> _EXERCISE_
Identify each line holding the string "miembros" and copy it.

begin EXTRACTED RECORDS

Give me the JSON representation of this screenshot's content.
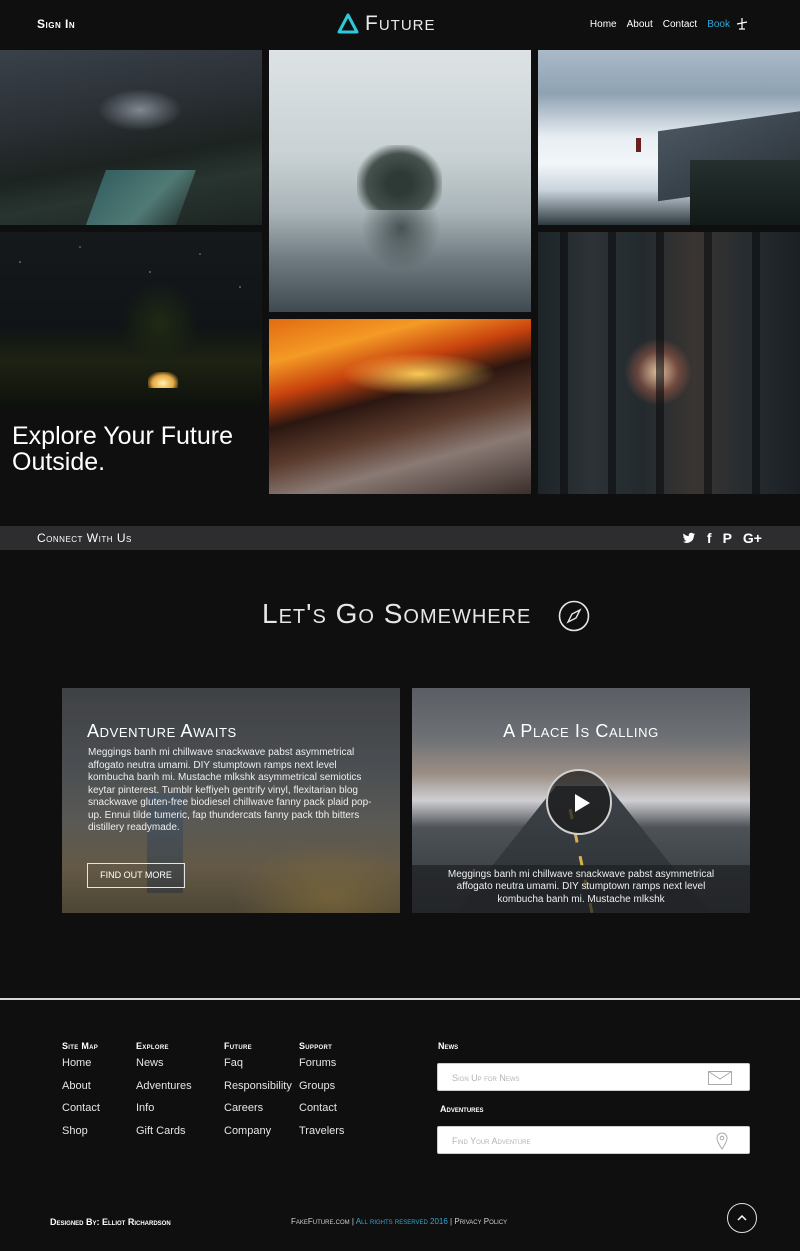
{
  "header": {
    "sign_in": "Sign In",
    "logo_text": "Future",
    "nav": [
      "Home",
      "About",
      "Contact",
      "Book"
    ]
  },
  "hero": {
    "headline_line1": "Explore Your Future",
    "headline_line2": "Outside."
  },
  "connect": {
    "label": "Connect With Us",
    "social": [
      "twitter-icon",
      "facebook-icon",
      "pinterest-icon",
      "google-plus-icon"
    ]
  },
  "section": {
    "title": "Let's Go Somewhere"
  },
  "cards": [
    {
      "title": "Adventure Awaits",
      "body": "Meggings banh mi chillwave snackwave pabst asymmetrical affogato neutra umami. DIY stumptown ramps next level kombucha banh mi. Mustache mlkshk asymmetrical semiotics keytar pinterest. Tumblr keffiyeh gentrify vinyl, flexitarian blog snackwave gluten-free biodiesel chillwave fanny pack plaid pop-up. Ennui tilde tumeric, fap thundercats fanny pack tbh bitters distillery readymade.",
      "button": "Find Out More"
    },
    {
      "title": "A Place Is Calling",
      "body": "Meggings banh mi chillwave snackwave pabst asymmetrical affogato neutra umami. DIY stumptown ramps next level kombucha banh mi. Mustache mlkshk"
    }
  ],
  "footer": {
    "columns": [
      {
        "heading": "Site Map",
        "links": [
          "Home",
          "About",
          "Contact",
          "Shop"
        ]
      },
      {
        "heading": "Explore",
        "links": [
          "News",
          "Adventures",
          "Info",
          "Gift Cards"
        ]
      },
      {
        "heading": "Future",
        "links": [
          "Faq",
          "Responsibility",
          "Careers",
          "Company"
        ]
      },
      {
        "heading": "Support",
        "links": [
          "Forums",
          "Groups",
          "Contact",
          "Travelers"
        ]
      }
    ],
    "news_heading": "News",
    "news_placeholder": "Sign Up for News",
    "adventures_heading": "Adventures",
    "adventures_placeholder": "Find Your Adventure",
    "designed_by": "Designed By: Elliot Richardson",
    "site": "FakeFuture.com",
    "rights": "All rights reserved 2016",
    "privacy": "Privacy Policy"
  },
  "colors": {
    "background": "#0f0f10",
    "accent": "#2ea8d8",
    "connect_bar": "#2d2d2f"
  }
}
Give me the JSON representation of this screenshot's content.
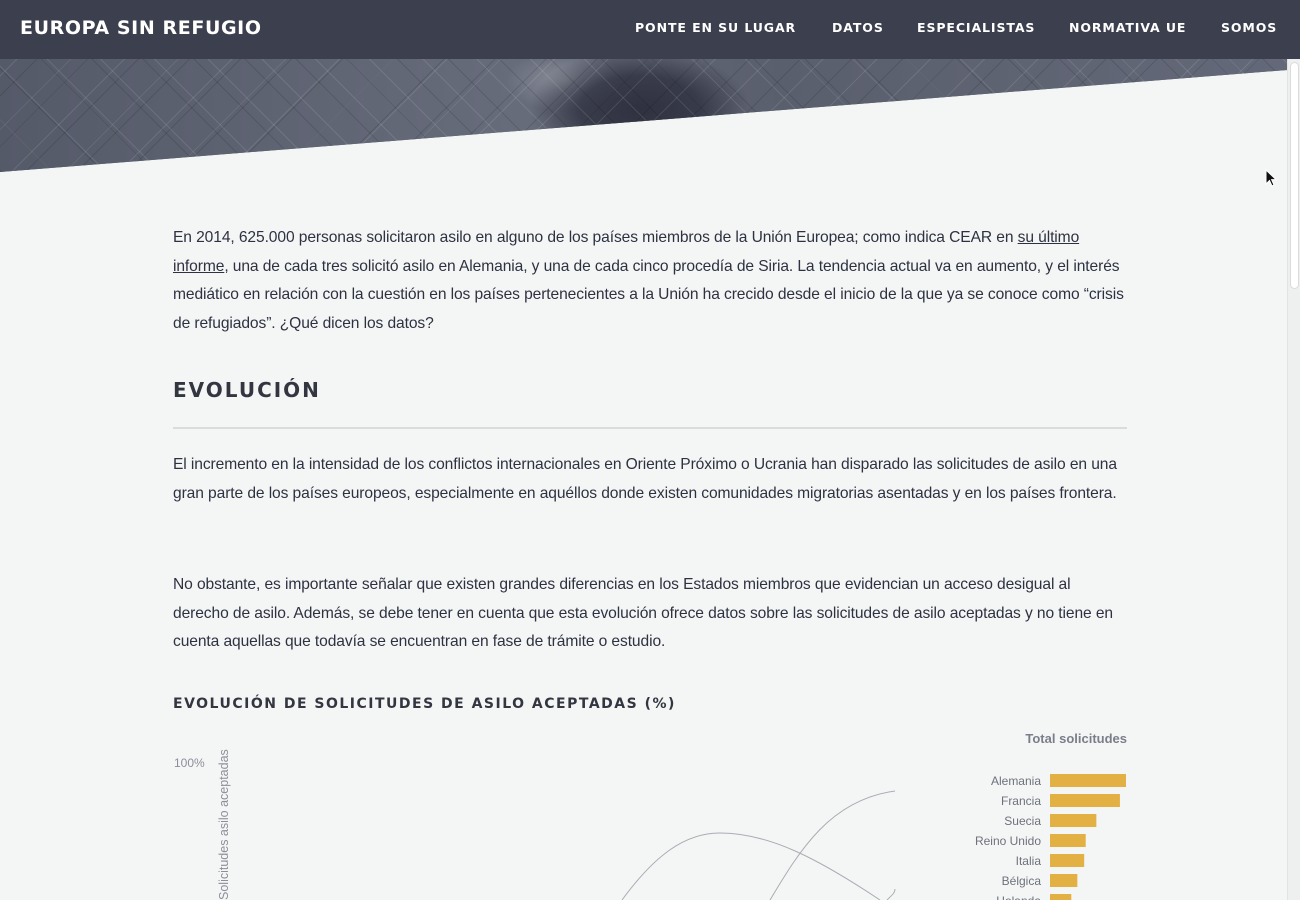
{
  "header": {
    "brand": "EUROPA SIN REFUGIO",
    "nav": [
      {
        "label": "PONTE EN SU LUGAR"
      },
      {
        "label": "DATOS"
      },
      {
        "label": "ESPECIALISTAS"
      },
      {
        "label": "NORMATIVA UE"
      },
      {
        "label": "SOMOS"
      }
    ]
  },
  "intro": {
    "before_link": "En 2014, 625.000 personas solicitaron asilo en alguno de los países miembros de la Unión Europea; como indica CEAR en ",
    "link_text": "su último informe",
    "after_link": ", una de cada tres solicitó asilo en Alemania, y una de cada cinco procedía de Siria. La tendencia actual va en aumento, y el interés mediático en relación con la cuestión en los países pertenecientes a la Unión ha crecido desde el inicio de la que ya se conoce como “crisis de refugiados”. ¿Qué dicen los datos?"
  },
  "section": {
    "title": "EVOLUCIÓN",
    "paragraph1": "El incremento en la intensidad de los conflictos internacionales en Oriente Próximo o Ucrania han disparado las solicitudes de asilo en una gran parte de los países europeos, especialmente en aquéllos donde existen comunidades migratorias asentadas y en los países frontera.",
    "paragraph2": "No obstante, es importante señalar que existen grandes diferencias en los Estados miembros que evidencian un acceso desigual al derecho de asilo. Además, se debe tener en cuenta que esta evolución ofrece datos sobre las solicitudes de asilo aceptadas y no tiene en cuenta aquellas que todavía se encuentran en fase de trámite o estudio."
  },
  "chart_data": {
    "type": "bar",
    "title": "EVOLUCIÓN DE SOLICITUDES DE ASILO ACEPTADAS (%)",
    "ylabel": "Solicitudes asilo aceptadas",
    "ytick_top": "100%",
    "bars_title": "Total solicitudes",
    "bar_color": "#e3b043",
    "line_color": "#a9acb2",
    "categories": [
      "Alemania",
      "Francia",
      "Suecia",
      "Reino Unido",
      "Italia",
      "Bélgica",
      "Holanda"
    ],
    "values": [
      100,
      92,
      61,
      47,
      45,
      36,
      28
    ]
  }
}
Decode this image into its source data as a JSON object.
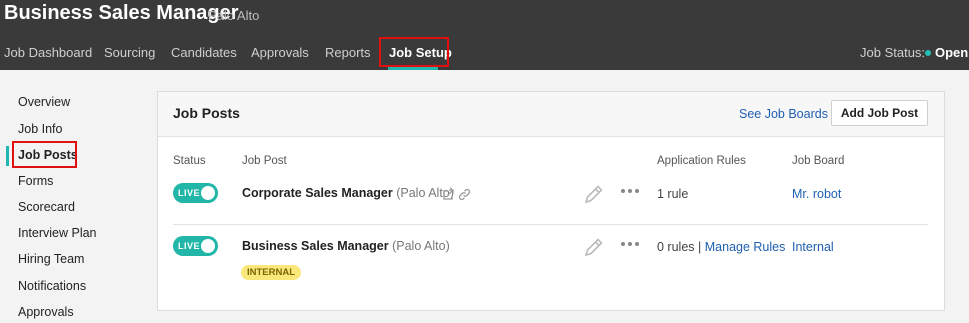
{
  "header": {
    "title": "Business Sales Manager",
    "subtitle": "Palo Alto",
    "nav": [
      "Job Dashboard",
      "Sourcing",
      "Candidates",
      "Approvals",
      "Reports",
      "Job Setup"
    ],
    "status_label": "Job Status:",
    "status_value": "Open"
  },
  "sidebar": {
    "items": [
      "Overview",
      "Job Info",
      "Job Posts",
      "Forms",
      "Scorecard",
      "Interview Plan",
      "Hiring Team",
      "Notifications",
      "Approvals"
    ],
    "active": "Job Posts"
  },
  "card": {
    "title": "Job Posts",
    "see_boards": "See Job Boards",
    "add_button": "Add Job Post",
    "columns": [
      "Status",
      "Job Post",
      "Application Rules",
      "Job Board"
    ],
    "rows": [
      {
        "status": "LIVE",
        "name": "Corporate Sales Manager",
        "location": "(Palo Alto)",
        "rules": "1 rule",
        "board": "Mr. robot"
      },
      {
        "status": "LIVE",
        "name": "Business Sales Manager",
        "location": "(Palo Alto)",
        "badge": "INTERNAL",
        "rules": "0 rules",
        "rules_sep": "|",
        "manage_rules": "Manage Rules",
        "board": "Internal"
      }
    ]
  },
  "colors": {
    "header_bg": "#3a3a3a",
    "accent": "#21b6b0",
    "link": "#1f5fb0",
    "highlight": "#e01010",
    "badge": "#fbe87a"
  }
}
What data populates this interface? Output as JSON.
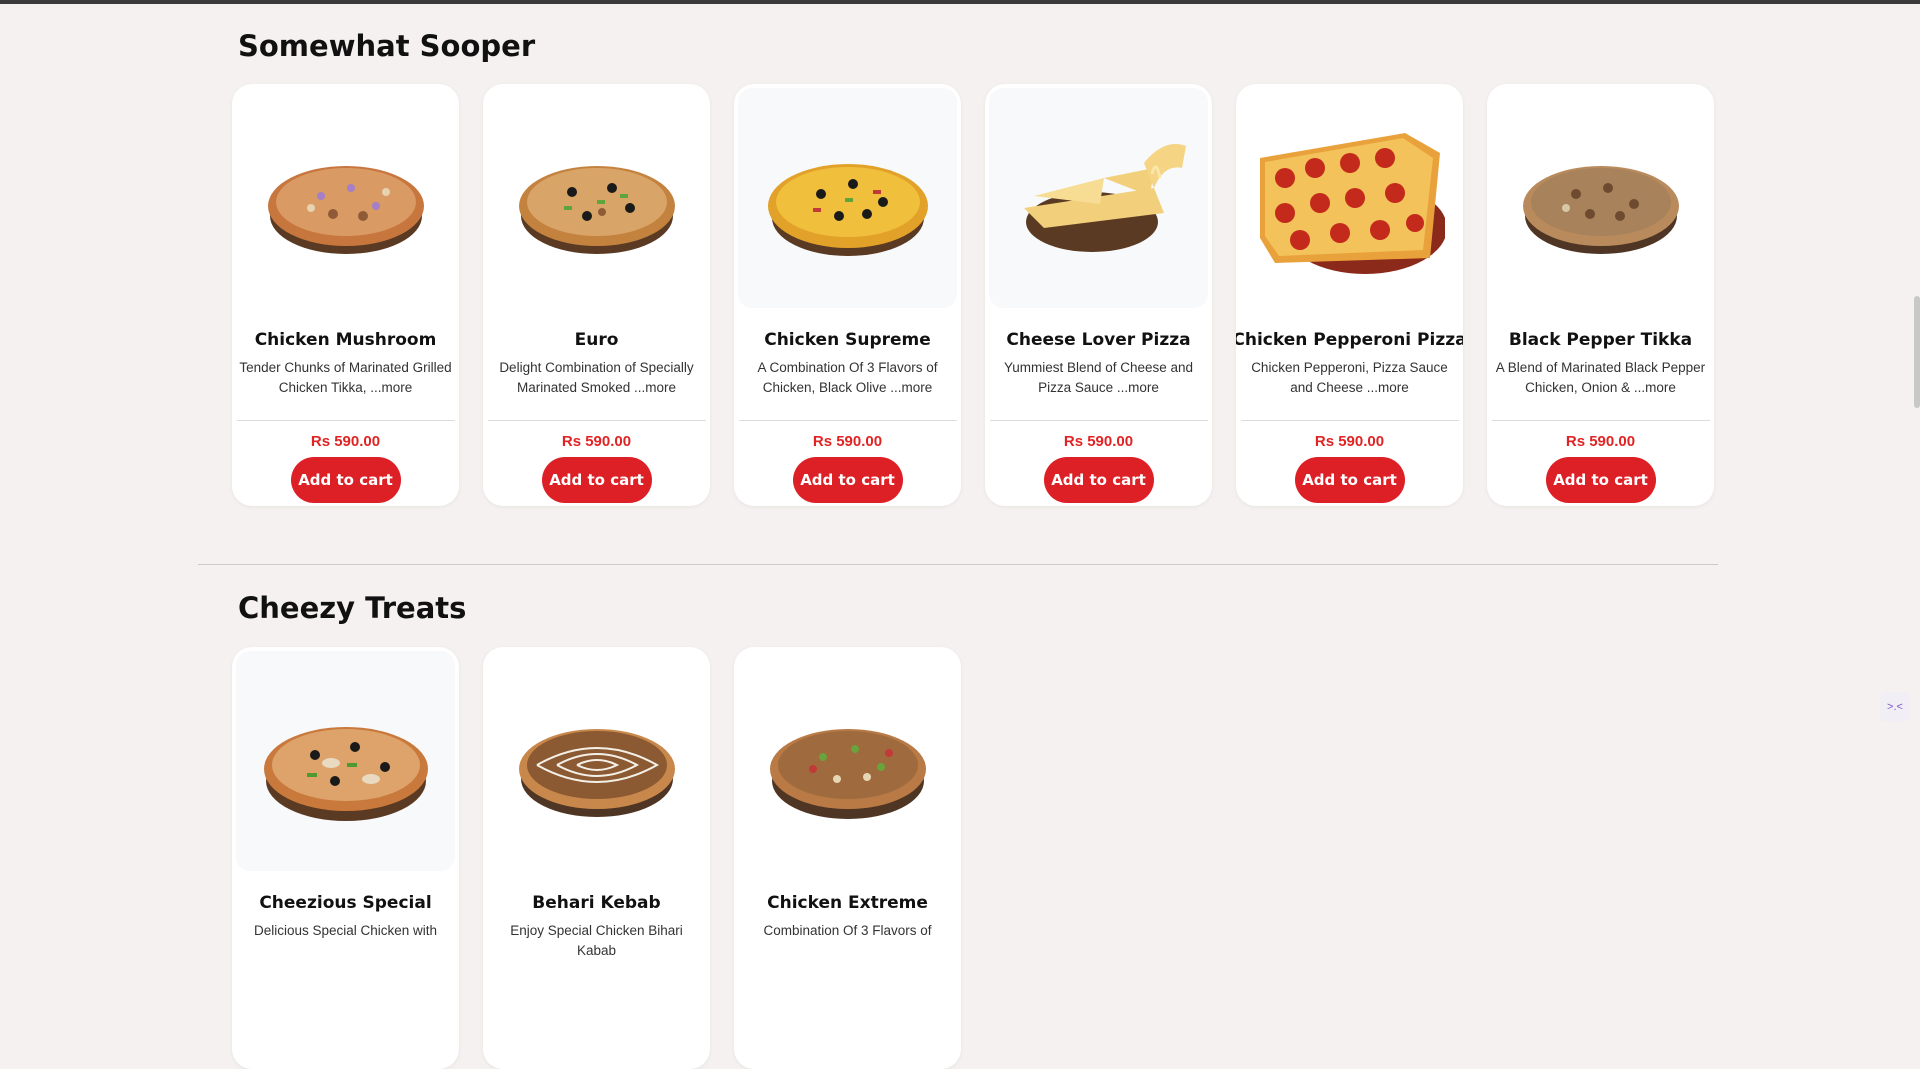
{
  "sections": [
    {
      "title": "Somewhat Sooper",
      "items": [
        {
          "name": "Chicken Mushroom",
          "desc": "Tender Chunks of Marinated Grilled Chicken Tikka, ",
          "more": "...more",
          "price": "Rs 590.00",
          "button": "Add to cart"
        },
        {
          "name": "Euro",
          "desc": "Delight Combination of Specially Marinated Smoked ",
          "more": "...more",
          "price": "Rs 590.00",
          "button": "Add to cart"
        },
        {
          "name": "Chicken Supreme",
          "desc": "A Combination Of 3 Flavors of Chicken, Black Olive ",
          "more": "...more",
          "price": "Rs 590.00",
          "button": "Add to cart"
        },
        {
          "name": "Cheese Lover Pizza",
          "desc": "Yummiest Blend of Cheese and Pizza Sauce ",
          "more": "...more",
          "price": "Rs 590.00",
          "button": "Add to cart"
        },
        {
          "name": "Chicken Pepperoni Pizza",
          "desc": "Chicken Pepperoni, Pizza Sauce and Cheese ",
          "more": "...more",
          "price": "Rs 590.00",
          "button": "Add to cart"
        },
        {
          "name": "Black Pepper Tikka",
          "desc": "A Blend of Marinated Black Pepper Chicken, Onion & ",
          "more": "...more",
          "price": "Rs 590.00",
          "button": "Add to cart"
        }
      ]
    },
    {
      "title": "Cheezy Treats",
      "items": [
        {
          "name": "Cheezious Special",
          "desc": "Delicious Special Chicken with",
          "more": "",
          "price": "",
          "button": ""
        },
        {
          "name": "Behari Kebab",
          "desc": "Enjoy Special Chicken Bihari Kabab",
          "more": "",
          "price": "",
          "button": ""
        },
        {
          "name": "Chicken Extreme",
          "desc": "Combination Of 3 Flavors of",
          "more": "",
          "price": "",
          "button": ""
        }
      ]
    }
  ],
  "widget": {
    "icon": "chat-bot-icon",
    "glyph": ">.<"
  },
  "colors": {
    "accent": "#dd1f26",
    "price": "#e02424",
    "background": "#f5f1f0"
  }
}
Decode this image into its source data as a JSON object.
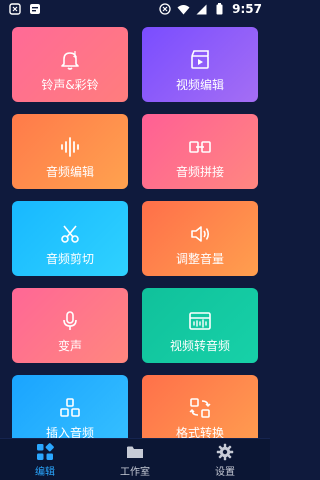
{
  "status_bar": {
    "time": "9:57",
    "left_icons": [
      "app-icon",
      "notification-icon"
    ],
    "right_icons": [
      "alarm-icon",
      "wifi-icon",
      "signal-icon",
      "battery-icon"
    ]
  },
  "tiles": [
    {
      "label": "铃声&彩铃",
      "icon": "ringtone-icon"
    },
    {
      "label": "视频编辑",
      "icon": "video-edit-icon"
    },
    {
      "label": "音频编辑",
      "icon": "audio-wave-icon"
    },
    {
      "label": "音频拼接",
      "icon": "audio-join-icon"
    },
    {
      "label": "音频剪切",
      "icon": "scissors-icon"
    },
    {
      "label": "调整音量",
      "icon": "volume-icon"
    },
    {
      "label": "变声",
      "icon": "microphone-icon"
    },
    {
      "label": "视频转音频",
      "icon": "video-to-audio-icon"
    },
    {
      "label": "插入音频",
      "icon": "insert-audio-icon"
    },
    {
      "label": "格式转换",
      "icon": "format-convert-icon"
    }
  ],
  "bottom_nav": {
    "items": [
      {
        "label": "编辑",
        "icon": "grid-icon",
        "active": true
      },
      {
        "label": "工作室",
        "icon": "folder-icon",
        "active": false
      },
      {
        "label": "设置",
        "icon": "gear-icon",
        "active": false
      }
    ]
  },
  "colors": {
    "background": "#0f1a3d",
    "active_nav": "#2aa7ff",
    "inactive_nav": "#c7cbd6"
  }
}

end EXTRACTED RECORDS

> _ANSWER TO THIS TASK_
    "before_link": "En 2014, 625.000 personas solicitaron asilo en alguno de los países miembros de la Unión Europea; como indica CEAR en ",
    "paragraph2": "No obstante, es importante señalar que existen grandes diferencias en los Estados miembros que evidencian un acceso desigual al derecho de asilo. Además, se debe tener en cuenta que esta evolución ofrece datos sobre las solicitudes de asilo aceptadas y no tiene en cuenta aquellas que todavía se encuentran en fase de trámite o estudio."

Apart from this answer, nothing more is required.